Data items
* * *

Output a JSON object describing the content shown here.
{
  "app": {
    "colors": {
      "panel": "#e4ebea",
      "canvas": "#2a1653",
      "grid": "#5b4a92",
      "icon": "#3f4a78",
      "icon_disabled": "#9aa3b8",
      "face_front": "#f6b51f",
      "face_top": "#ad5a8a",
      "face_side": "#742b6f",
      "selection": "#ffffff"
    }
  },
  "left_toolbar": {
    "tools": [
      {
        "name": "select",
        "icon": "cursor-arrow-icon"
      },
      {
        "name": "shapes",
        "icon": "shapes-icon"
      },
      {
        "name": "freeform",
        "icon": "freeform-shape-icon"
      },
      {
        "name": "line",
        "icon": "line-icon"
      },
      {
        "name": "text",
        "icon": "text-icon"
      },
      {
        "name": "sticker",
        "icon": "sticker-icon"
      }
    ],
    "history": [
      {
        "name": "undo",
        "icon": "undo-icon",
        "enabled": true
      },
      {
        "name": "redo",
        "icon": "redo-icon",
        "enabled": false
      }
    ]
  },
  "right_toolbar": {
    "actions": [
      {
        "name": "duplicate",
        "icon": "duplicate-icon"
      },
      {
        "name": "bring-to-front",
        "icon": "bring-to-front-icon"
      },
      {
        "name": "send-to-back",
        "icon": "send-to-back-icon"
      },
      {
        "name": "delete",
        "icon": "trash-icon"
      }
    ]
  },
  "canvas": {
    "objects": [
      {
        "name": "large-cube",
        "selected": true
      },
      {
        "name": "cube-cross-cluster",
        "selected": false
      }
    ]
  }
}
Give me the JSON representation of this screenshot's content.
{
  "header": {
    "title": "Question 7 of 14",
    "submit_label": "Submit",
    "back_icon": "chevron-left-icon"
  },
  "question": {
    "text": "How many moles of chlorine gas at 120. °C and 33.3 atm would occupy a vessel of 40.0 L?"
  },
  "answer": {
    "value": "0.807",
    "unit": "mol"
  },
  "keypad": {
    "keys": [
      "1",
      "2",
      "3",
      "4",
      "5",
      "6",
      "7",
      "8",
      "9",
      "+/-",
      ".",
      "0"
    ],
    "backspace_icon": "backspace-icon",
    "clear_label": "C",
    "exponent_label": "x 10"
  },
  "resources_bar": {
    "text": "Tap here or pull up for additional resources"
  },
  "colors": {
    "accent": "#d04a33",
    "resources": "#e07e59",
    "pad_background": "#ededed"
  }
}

* * *

OBJECTIVE: All records above must be set down exactly, please.

SOLUTION FOR THIS PROBLEM:
Output a JSON object describing the content shown here.
{
  "app": {
    "colors": {
      "panel": "#e4ebea",
      "canvas": "#2a1653",
      "grid": "#5b4a92",
      "icon": "#3f4a78",
      "icon_disabled": "#9aa3b8",
      "face_front": "#f6b51f",
      "face_top": "#ad5a8a",
      "face_side": "#742b6f",
      "selection": "#ffffff"
    }
  },
  "left_toolbar": {
    "tools": [
      {
        "name": "select",
        "icon": "cursor-arrow-icon"
      },
      {
        "name": "shapes",
        "icon": "shapes-icon"
      },
      {
        "name": "freeform",
        "icon": "freeform-shape-icon"
      },
      {
        "name": "line",
        "icon": "line-icon"
      },
      {
        "name": "text",
        "icon": "text-icon"
      },
      {
        "name": "sticker",
        "icon": "sticker-icon"
      }
    ],
    "history": [
      {
        "name": "undo",
        "icon": "undo-icon",
        "enabled": true
      },
      {
        "name": "redo",
        "icon": "redo-icon",
        "enabled": false
      }
    ]
  },
  "right_toolbar": {
    "actions": [
      {
        "name": "duplicate",
        "icon": "duplicate-icon"
      },
      {
        "name": "bring-to-front",
        "icon": "bring-to-front-icon"
      },
      {
        "name": "send-to-back",
        "icon": "send-to-back-icon"
      },
      {
        "name": "delete",
        "icon": "trash-icon"
      }
    ]
  },
  "canvas": {
    "objects": [
      {
        "name": "large-cube",
        "selected": true
      },
      {
        "name": "cube-cross-cluster",
        "selected": false
      }
    ]
  }
}
Give me the JSON representation of this screenshot's content.
{
  "header": {
    "title": "Question 7 of 14",
    "submit_label": "Submit",
    "back_icon": "chevron-left-icon"
  },
  "question": {
    "text": "How many moles of chlorine gas at 120. °C and 33.3 atm would occupy a vessel of 40.0 L?"
  },
  "answer": {
    "value": "0.807",
    "unit": "mol"
  },
  "keypad": {
    "keys": [
      "1",
      "2",
      "3",
      "4",
      "5",
      "6",
      "7",
      "8",
      "9",
      "+/-",
      ".",
      "0"
    ],
    "backspace_icon": "backspace-icon",
    "clear_label": "C",
    "exponent_label": "x 10"
  },
  "resources_bar": {
    "text": "Tap here or pull up for additional resources"
  },
  "colors": {
    "accent": "#d04a33",
    "resources": "#e07e59",
    "pad_background": "#ededed"
  }
}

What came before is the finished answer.